EXERCISE OBJECTIVE:
Return all the data, word for word.

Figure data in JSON
>>>>>

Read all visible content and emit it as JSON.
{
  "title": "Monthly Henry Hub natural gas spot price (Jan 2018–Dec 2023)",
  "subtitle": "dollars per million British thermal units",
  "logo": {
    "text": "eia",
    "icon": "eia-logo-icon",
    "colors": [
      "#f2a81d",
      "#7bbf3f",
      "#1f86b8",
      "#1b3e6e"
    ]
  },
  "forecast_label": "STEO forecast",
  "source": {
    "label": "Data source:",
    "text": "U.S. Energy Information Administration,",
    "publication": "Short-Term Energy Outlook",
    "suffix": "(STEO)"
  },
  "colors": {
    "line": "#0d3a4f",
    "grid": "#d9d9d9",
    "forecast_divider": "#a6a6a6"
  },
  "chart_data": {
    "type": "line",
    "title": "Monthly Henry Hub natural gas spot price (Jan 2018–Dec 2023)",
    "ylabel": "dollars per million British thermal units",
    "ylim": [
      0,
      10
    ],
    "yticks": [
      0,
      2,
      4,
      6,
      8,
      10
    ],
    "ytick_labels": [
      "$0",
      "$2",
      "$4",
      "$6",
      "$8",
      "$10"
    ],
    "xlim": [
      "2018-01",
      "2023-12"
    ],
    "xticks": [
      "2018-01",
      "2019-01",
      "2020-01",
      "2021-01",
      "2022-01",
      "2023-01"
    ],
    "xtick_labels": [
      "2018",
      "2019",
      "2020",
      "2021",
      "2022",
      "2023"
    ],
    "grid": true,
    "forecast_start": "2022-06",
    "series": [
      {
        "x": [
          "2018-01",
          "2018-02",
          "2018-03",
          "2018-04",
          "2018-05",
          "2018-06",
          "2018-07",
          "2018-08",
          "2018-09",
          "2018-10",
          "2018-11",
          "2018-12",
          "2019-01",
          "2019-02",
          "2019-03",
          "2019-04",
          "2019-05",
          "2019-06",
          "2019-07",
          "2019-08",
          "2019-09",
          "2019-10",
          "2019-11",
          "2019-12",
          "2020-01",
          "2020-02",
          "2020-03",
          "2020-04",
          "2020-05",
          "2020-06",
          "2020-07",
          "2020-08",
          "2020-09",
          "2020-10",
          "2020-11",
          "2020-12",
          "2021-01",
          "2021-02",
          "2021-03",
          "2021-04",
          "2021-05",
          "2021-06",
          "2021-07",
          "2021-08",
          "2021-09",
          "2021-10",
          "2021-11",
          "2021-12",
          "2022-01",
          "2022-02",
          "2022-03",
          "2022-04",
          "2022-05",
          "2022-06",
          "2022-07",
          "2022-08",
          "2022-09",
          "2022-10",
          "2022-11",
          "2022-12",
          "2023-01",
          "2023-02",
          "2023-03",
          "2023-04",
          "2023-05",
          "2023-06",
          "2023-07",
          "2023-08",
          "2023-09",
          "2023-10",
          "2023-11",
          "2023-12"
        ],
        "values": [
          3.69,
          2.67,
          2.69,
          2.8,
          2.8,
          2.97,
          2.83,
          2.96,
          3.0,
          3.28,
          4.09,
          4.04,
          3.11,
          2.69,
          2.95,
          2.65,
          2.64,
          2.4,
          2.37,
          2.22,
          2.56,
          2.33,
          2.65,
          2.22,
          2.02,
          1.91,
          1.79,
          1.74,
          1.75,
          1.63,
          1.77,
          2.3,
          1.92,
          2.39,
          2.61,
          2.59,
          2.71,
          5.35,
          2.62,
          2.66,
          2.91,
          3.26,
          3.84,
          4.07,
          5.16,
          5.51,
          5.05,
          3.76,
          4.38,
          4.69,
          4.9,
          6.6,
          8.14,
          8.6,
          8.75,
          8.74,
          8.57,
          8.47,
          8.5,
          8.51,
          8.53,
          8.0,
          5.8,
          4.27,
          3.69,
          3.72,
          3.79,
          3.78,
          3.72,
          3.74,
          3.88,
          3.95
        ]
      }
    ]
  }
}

<<<<<

SOLUTION TO THIS PROBLEM:
Read all visible content and emit it as JSON.
{
  "title": "Monthly Henry Hub natural gas spot price (Jan 2018–Dec 2023)",
  "subtitle": "dollars per million British thermal units",
  "logo": {
    "text": "eia",
    "icon": "eia-logo-icon",
    "colors": [
      "#f2a81d",
      "#7bbf3f",
      "#1f86b8",
      "#1b3e6e"
    ]
  },
  "forecast_label": "STEO forecast",
  "source": {
    "label": "Data source:",
    "text": "U.S. Energy Information Administration,",
    "publication": "Short-Term Energy Outlook",
    "suffix": "(STEO)"
  },
  "colors": {
    "line": "#0d3a4f",
    "grid": "#d9d9d9",
    "forecast_divider": "#a6a6a6"
  },
  "chart_data": {
    "type": "line",
    "title": "Monthly Henry Hub natural gas spot price (Jan 2018–Dec 2023)",
    "ylabel": "dollars per million British thermal units",
    "ylim": [
      0,
      10
    ],
    "yticks": [
      0,
      2,
      4,
      6,
      8,
      10
    ],
    "ytick_labels": [
      "$0",
      "$2",
      "$4",
      "$6",
      "$8",
      "$10"
    ],
    "xlim": [
      "2018-01",
      "2023-12"
    ],
    "xticks": [
      "2018-01",
      "2019-01",
      "2020-01",
      "2021-01",
      "2022-01",
      "2023-01"
    ],
    "xtick_labels": [
      "2018",
      "2019",
      "2020",
      "2021",
      "2022",
      "2023"
    ],
    "grid": true,
    "forecast_start": "2022-06",
    "series": [
      {
        "x": [
          "2018-01",
          "2018-02",
          "2018-03",
          "2018-04",
          "2018-05",
          "2018-06",
          "2018-07",
          "2018-08",
          "2018-09",
          "2018-10",
          "2018-11",
          "2018-12",
          "2019-01",
          "2019-02",
          "2019-03",
          "2019-04",
          "2019-05",
          "2019-06",
          "2019-07",
          "2019-08",
          "2019-09",
          "2019-10",
          "2019-11",
          "2019-12",
          "2020-01",
          "2020-02",
          "2020-03",
          "2020-04",
          "2020-05",
          "2020-06",
          "2020-07",
          "2020-08",
          "2020-09",
          "2020-10",
          "2020-11",
          "2020-12",
          "2021-01",
          "2021-02",
          "2021-03",
          "2021-04",
          "2021-05",
          "2021-06",
          "2021-07",
          "2021-08",
          "2021-09",
          "2021-10",
          "2021-11",
          "2021-12",
          "2022-01",
          "2022-02",
          "2022-03",
          "2022-04",
          "2022-05",
          "2022-06",
          "2022-07",
          "2022-08",
          "2022-09",
          "2022-10",
          "2022-11",
          "2022-12",
          "2023-01",
          "2023-02",
          "2023-03",
          "2023-04",
          "2023-05",
          "2023-06",
          "2023-07",
          "2023-08",
          "2023-09",
          "2023-10",
          "2023-11",
          "2023-12"
        ],
        "values": [
          3.69,
          2.67,
          2.69,
          2.8,
          2.8,
          2.97,
          2.83,
          2.96,
          3.0,
          3.28,
          4.09,
          4.04,
          3.11,
          2.69,
          2.95,
          2.65,
          2.64,
          2.4,
          2.37,
          2.22,
          2.56,
          2.33,
          2.65,
          2.22,
          2.02,
          1.91,
          1.79,
          1.74,
          1.75,
          1.63,
          1.77,
          2.3,
          1.92,
          2.39,
          2.61,
          2.59,
          2.71,
          5.35,
          2.62,
          2.66,
          2.91,
          3.26,
          3.84,
          4.07,
          5.16,
          5.51,
          5.05,
          3.76,
          4.38,
          4.69,
          4.9,
          6.6,
          8.14,
          8.6,
          8.75,
          8.74,
          8.57,
          8.47,
          8.5,
          8.51,
          8.53,
          8.0,
          5.8,
          4.27,
          3.69,
          3.72,
          3.79,
          3.78,
          3.72,
          3.74,
          3.88,
          3.95
        ]
      }
    ]
  }
}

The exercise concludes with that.